Point de situation militaire établi par l'ISW pour la journée du 4 mars

 

L'ISW (think-tank conservateur) a publié son évaluation sur la guerre en Ukraine à 15h (EST) le 4 mars.

Les forces russes continuent de se concentrer sur l'encerclement de Kiev. L'enveloppement ouest reste enlisé, mais les troupes russes se sont déplacées plus rapidement depuis l'est et arrivent dans les faubourgs de la capitale sur l'axe Sumy. La vitesse de l'avancée depuis l'est devrait ralentir au fur et à mesure que les forces russes quittent les terrains plats et peu habités pour entrer dans les banlieues orientales plus encombrées et construites. Les forces mécanisées russes autour de Kharkiv semblent soutenir les opérations vers l'est et l'ouest de la ville, ce qui affaiblit probablement leur capacité à l'encercler ou à s'en emparer.

L'armée russe a concentré une puissance de combat considérable autour de Marioupol pour l'encercler et finalement la saisir ou la détruire. L'objectif de cet effort n'est pas tout à fait clair. La capture ou la destruction de Marioupol n'aura probablement pas d'incidence matérielle sur l'issue de la guerre, dont les opérations décisives se déroulent à plus de 600 kilomètres au nord-ouest, autour de Kiev. Les forces russes ont également renouvelé leur offensive terrestre à l'ouest de la Crimée vers Odessa, en se concentrant actuellement sur la progression de Kherson à Mykolayiv, et ont saisi la centrale nucléaire de Zaporizhya au nord de la Crimée. La poursuite continue d'objectifs sur trois axes divergents par le même groupe de forces en Crimée a entravé la capacité de l'armée russe à générer des effets décisifs sur l'un des trois.

Points essentiels à retenir

1/ Les forces russes ont progressé rapidement dans la banlieue est de Kiev, probablement à partir de l'axe de Sumy, et pourraient tenter d'encercler et/ou d'attaquer la capitale sur la rive est du Dniepr dans les 24-48 heures à venir ;
2/ Les troupes russes n'ont pas lancé d'offensive terrestre contre Kharkiv au cours des dernières 24 heures mais ont plutôt détourné leurs forces vers l'ouest et le sud-est, soutenant probablement les efforts contre Kiev et dans et autour de Donbass respectivement ;
3/ Les troupes russes ont encerclé Marioupol et l'attaquent brutalement pour la contraindre à capituler ou la détruire ;
4/ Les forces russes ont repris leur avance terrestre sur Mykolayiv, après avoir sécurisé la ville de Kherson, probablement pour créer les conditions d'une nouvelle attaque vers Odessa. L'infanterie de marine russe est probablement prête à effectuer des débarquements amphibies près d'Odessa lorsque les forces russes auront sécurisé ou seront sur le point de sécuriser une route terrestre fiable de la Crimée à Odessa.



Les forces russes sont engagées dans quatre efforts principaux à l'heure actuelle :

Effort principal - Kiev (composé de trois efforts de soutien subordonnés) ;
Effort de soutien 1 - Kharkiv ;
Effort de soutien 2 - Marioupol ; et
Effort de soutien 3 - Kherson et avance vers l'ouest.

__Données fournies__:
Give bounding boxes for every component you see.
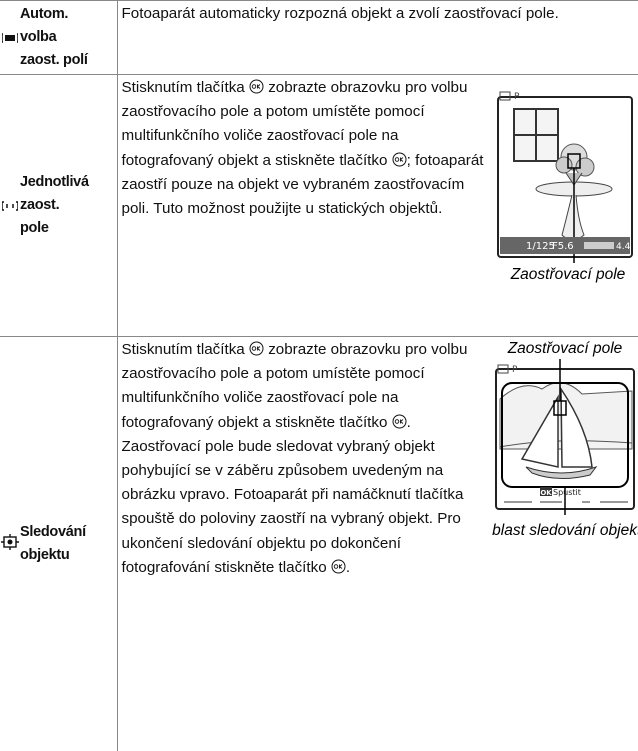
screen-text: 1/125 (526, 241, 555, 252)
row: Jednotlivá zaost. pole Stisknutím tlačít… (0, 75, 638, 337)
row: Autom. volba zaost. polí Fotoaparát auto… (0, 1, 638, 75)
text: . (346, 559, 350, 576)
label-line: objektu (20, 544, 117, 567)
label-cell: Autom. volba zaost. polí (20, 1, 117, 75)
image-cell: Zaostřovací pole P OK Spustit Oblast sle… (492, 337, 638, 751)
icon-cell (0, 75, 20, 337)
screen-text: OK (540, 489, 552, 497)
label-line: volba (20, 26, 117, 49)
single-point-icon (2, 201, 18, 211)
ok-button-icon (249, 341, 264, 356)
text: Stisknutím tlačítka (122, 341, 245, 358)
caption: Oblast sledování objektu (492, 522, 638, 539)
auto-area-icon (2, 33, 18, 43)
image-cell: P 1/125 F5.6 4.4 Zaostřovací pole (492, 75, 638, 337)
label-line: pole (20, 217, 117, 240)
screen-text: P (514, 92, 520, 102)
screen-text: 4.4 (616, 242, 631, 252)
subject-tracking-icon (1, 534, 19, 550)
screen-text: F5.6 (552, 241, 574, 252)
label-cell: Jednotlivá zaost. pole (20, 75, 117, 337)
ok-button-icon (249, 79, 264, 94)
text: Stisknutím tlačítka (122, 79, 245, 96)
text: Fotoaparát automaticky rozpozná objekt a… (122, 5, 559, 22)
screen-illustration: Zaostřovací pole P OK Spustit Oblast sle… (492, 339, 638, 549)
screen-illustration: P 1/125 F5.6 4.4 Zaostřovací pole (492, 85, 638, 295)
description: Stisknutím tlačítka zobrazte obrazovku p… (117, 337, 492, 751)
ok-button-icon (392, 414, 407, 429)
label-line: Autom. (20, 3, 117, 26)
caption: Zaostřovací pole (510, 266, 626, 283)
label-line: Jednotlivá (20, 171, 117, 194)
screen-text: P (512, 365, 518, 375)
ok-button-icon (392, 152, 407, 167)
description: Fotoaparát automaticky rozpozná objekt a… (117, 1, 638, 75)
row: Sledování objektu Stisknutím tlačítka zo… (0, 337, 638, 751)
text: . Zaostřovací pole bude sledovat vybraný… (122, 414, 464, 576)
icon-cell (0, 337, 20, 751)
label-line: Sledování (20, 521, 117, 544)
label-line: zaost. (20, 194, 117, 217)
caption: Zaostřovací pole (507, 340, 623, 357)
label-cell: Sledování objektu (20, 337, 117, 751)
label-line: zaost. polí (20, 49, 117, 72)
description: Stisknutím tlačítka zobrazte obrazovku p… (117, 75, 492, 337)
ok-button-icon (331, 559, 346, 574)
icon-cell (0, 1, 20, 75)
screen-text: Spustit (553, 488, 581, 497)
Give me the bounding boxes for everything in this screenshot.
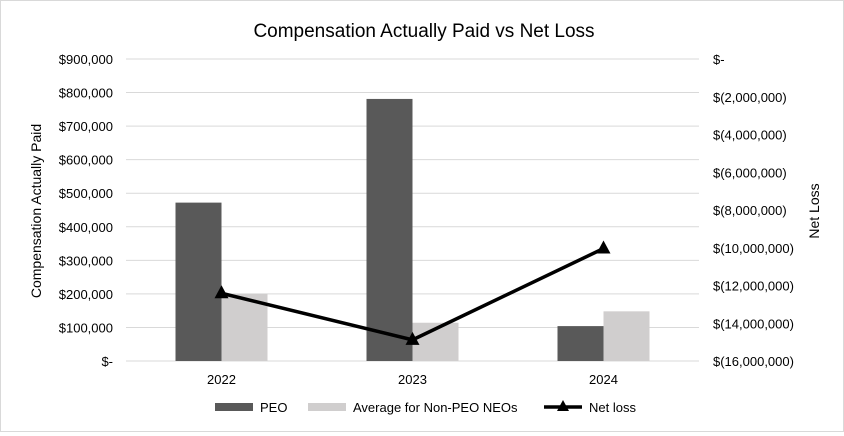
y2-tick-label: $(4,000,000)	[713, 128, 787, 143]
bar-non-peo	[603, 311, 650, 361]
y-tick-label: $800,000	[59, 86, 113, 101]
y-tick-label: $100,000	[59, 320, 113, 335]
bar-peo	[366, 98, 413, 361]
y-tick-label: $200,000	[59, 287, 113, 302]
bar-peo	[557, 326, 604, 361]
y-axis-label: Compensation Actually Paid	[28, 124, 44, 298]
y-tick-label: $600,000	[59, 153, 113, 168]
legend-label: Average for Non-PEO NEOs	[353, 400, 518, 415]
net-loss-marker	[596, 240, 611, 254]
y2-tick-label: $(10,000,000)	[713, 241, 794, 256]
legend-label: PEO	[260, 400, 287, 415]
x-tick-label: 2023	[398, 372, 427, 387]
y2-tick-label: $(8,000,000)	[713, 203, 787, 218]
legend-marker	[557, 400, 569, 411]
y-tick-label: $900,000	[59, 52, 113, 67]
y-tick-label: $400,000	[59, 220, 113, 235]
y2-tick-label: $(2,000,000)	[713, 90, 787, 105]
y2-tick-label: $-	[713, 52, 725, 67]
net-loss-marker	[214, 285, 229, 299]
y-tick-label: $500,000	[59, 186, 113, 201]
y-tick-label: $-	[101, 354, 113, 369]
x-tick-label: 2024	[589, 372, 618, 387]
y-tick-label: $700,000	[59, 119, 113, 134]
y2-tick-label: $(12,000,000)	[713, 279, 794, 294]
y-tick-label: $300,000	[59, 253, 113, 268]
legend-swatch	[308, 403, 346, 411]
net-loss-marker	[405, 331, 420, 345]
y2-tick-label: $(14,000,000)	[713, 316, 794, 331]
bar-non-peo	[221, 293, 268, 361]
legend-label: Net loss	[589, 400, 636, 415]
y2-axis-label: Net Loss	[806, 183, 822, 238]
chart-title: Compensation Actually Paid vs Net Loss	[253, 21, 594, 42]
y2-tick-label: $(16,000,000)	[713, 354, 794, 369]
y2-tick-label: $(6,000,000)	[713, 165, 787, 180]
bar-peo	[175, 202, 222, 361]
legend-swatch	[215, 403, 253, 411]
x-tick-label: 2022	[207, 372, 236, 387]
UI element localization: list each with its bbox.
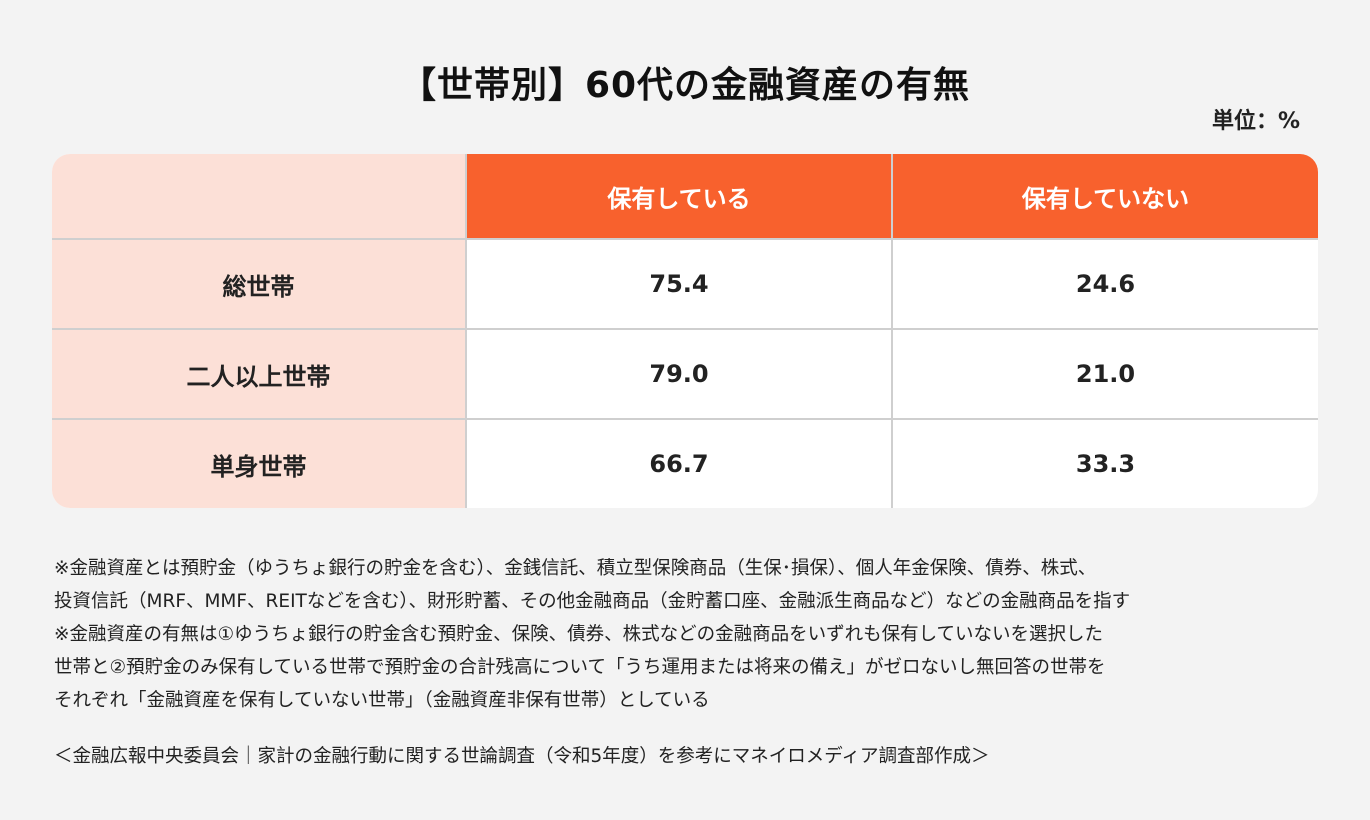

__Consignes__:
**1.** Reproduisez fidèlement le passage du point de situation sur la guerre en Ukraine qui commence par "L'armée russe a" et se poursuit jusqu'à "l'un des trois.".
**2.** Rédigez la suite du point de situation sur la guerre en Ukraine, à partir de sa dernière phrase.

__Tâches résolues__:
**1.**
L'armée russe a concentré une puissance de combat considérable autour de Marioupol pour l'encercler et finalement la saisir ou la détruire. L'objectif de cet effort n'est pas tout à fait clair. La capture ou la destruction de Marioupol n'aura probablement pas d'incidence matérielle sur l'issue de la guerre, dont les opérations décisives se déroulent à plus de 600 kilomètres au nord-ouest, autour de Kiev. Les forces russes ont également renouvelé leur offensive terrestre à l'ouest de la Crimée vers Odessa, en se concentrant actuellement sur la progression de Kherson à Mykolayiv, et ont saisi la centrale nucléaire de Zaporizhya au nord de la Crimée. La poursuite continue d'objectifs sur trois axes divergents par le même groupe de forces en Crimée a entravé la capacité de l'armée russe à générer des effets décisifs sur l'un des trois.

**2.**
Effort principal - axe de Kiev : Les opérations russes sur l'axe de Kiev consistent en un effort principal visant à envelopper et finalement encercler la ville par l'ouest et des efforts de soutien le long des axes de Chernihiv et Sumy pour l'encercler par le nord-est et l'est.

Les forces russes poursuivent leur effort de broyage pour envelopper Kiev par l'ouest, réalisant des gains limités mais continuant à subir des revers notables. Les Russes ont eu plus de succès dans leur avancée sur Kiev depuis l'est, en particulier sur l'axe de Sumy via Konotop et Nyzhin. La grande concentration de forces russes entre le Dniepr et la Desna au nord-est de Kiev n'a pas réussi à prendre la ville de Chernihiv ou ses passages et a eu moins de succès dans ses efforts pour avancer directement sur Kiev.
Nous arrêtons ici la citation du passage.